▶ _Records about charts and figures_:

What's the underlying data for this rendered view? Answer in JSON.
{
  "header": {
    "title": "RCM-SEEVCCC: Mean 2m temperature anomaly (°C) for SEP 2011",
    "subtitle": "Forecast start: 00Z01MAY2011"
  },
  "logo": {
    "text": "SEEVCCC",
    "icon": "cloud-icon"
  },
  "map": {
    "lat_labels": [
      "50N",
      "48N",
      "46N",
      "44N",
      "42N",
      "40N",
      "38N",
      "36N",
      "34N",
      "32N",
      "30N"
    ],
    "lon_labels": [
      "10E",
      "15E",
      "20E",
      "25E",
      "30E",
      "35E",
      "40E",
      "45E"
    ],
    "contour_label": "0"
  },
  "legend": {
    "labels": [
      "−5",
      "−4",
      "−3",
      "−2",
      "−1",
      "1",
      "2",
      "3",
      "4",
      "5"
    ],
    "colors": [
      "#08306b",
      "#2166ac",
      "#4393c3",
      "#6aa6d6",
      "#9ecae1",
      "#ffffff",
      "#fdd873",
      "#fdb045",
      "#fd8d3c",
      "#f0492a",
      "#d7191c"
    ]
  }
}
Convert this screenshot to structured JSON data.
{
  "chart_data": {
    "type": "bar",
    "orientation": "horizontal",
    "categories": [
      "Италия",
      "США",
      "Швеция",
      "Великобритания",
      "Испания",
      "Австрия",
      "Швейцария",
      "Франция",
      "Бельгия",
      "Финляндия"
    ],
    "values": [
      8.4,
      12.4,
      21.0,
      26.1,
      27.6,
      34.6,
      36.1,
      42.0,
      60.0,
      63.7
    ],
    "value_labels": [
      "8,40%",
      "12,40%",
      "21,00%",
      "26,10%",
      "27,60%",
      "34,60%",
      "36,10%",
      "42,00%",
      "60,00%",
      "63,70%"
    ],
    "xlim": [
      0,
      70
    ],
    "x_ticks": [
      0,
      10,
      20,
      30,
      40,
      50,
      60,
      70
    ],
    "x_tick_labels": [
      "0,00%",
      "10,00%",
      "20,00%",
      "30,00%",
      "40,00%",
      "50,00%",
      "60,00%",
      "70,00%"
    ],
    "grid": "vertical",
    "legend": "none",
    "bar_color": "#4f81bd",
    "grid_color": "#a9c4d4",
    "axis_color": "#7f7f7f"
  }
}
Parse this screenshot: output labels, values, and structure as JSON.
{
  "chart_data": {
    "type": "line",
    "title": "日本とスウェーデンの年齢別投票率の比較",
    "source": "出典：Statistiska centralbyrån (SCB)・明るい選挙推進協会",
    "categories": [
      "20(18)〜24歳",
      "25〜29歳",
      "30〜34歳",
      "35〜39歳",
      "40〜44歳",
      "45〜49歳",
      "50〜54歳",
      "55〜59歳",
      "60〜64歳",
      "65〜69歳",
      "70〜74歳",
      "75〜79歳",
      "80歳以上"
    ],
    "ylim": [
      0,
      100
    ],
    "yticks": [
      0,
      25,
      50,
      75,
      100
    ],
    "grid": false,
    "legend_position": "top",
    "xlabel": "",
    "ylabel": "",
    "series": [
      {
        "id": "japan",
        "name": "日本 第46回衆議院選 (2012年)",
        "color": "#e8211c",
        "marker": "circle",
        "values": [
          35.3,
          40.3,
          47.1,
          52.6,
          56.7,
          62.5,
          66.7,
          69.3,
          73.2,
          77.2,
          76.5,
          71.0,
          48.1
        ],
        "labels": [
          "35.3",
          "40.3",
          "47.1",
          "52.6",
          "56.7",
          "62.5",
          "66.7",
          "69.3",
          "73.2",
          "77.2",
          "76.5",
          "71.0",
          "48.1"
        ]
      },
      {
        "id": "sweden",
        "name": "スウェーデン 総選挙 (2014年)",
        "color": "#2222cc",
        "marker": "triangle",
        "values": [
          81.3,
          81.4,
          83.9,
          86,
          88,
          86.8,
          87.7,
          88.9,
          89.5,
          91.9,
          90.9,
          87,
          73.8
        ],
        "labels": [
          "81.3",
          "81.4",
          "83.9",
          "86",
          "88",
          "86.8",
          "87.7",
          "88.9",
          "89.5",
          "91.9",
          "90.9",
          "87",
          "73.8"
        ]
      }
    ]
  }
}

▶ _What you should do_: Quote all the records. Keep every word exact.

▶ _Solution to the exercise_:
What's the underlying data for this rendered view? Answer in JSON.
{
  "header": {
    "title": "RCM-SEEVCCC: Mean 2m temperature anomaly (°C) for SEP 2011",
    "subtitle": "Forecast start: 00Z01MAY2011"
  },
  "logo": {
    "text": "SEEVCCC",
    "icon": "cloud-icon"
  },
  "map": {
    "lat_labels": [
      "50N",
      "48N",
      "46N",
      "44N",
      "42N",
      "40N",
      "38N",
      "36N",
      "34N",
      "32N",
      "30N"
    ],
    "lon_labels": [
      "10E",
      "15E",
      "20E",
      "25E",
      "30E",
      "35E",
      "40E",
      "45E"
    ],
    "contour_label": "0"
  },
  "legend": {
    "labels": [
      "−5",
      "−4",
      "−3",
      "−2",
      "−1",
      "1",
      "2",
      "3",
      "4",
      "5"
    ],
    "colors": [
      "#08306b",
      "#2166ac",
      "#4393c3",
      "#6aa6d6",
      "#9ecae1",
      "#ffffff",
      "#fdd873",
      "#fdb045",
      "#fd8d3c",
      "#f0492a",
      "#d7191c"
    ]
  }
}
Convert this screenshot to structured JSON data.
{
  "chart_data": {
    "type": "bar",
    "orientation": "horizontal",
    "categories": [
      "Италия",
      "США",
      "Швеция",
      "Великобритания",
      "Испания",
      "Австрия",
      "Швейцария",
      "Франция",
      "Бельгия",
      "Финляндия"
    ],
    "values": [
      8.4,
      12.4,
      21.0,
      26.1,
      27.6,
      34.6,
      36.1,
      42.0,
      60.0,
      63.7
    ],
    "value_labels": [
      "8,40%",
      "12,40%",
      "21,00%",
      "26,10%",
      "27,60%",
      "34,60%",
      "36,10%",
      "42,00%",
      "60,00%",
      "63,70%"
    ],
    "xlim": [
      0,
      70
    ],
    "x_ticks": [
      0,
      10,
      20,
      30,
      40,
      50,
      60,
      70
    ],
    "x_tick_labels": [
      "0,00%",
      "10,00%",
      "20,00%",
      "30,00%",
      "40,00%",
      "50,00%",
      "60,00%",
      "70,00%"
    ],
    "grid": "vertical",
    "legend": "none",
    "bar_color": "#4f81bd",
    "grid_color": "#a9c4d4",
    "axis_color": "#7f7f7f"
  }
}
Parse this screenshot: output labels, values, and structure as JSON.
{
  "chart_data": {
    "type": "line",
    "title": "日本とスウェーデンの年齢別投票率の比較",
    "source": "出典：Statistiska centralbyrån (SCB)・明るい選挙推進協会",
    "categories": [
      "20(18)〜24歳",
      "25〜29歳",
      "30〜34歳",
      "35〜39歳",
      "40〜44歳",
      "45〜49歳",
      "50〜54歳",
      "55〜59歳",
      "60〜64歳",
      "65〜69歳",
      "70〜74歳",
      "75〜79歳",
      "80歳以上"
    ],
    "ylim": [
      0,
      100
    ],
    "yticks": [
      0,
      25,
      50,
      75,
      100
    ],
    "grid": false,
    "legend_position": "top",
    "xlabel": "",
    "ylabel": "",
    "series": [
      {
        "id": "japan",
        "name": "日本 第46回衆議院選 (2012年)",
        "color": "#e8211c",
        "marker": "circle",
        "values": [
          35.3,
          40.3,
          47.1,
          52.6,
          56.7,
          62.5,
          66.7,
          69.3,
          73.2,
          77.2,
          76.5,
          71.0,
          48.1
        ],
        "labels": [
          "35.3",
          "40.3",
          "47.1",
          "52.6",
          "56.7",
          "62.5",
          "66.7",
          "69.3",
          "73.2",
          "77.2",
          "76.5",
          "71.0",
          "48.1"
        ]
      },
      {
        "id": "sweden",
        "name": "スウェーデン 総選挙 (2014年)",
        "color": "#2222cc",
        "marker": "triangle",
        "values": [
          81.3,
          81.4,
          83.9,
          86,
          88,
          86.8,
          87.7,
          88.9,
          89.5,
          91.9,
          90.9,
          87,
          73.8
        ],
        "labels": [
          "81.3",
          "81.4",
          "83.9",
          "86",
          "88",
          "86.8",
          "87.7",
          "88.9",
          "89.5",
          "91.9",
          "90.9",
          "87",
          "73.8"
        ]
      }
    ]
  }
}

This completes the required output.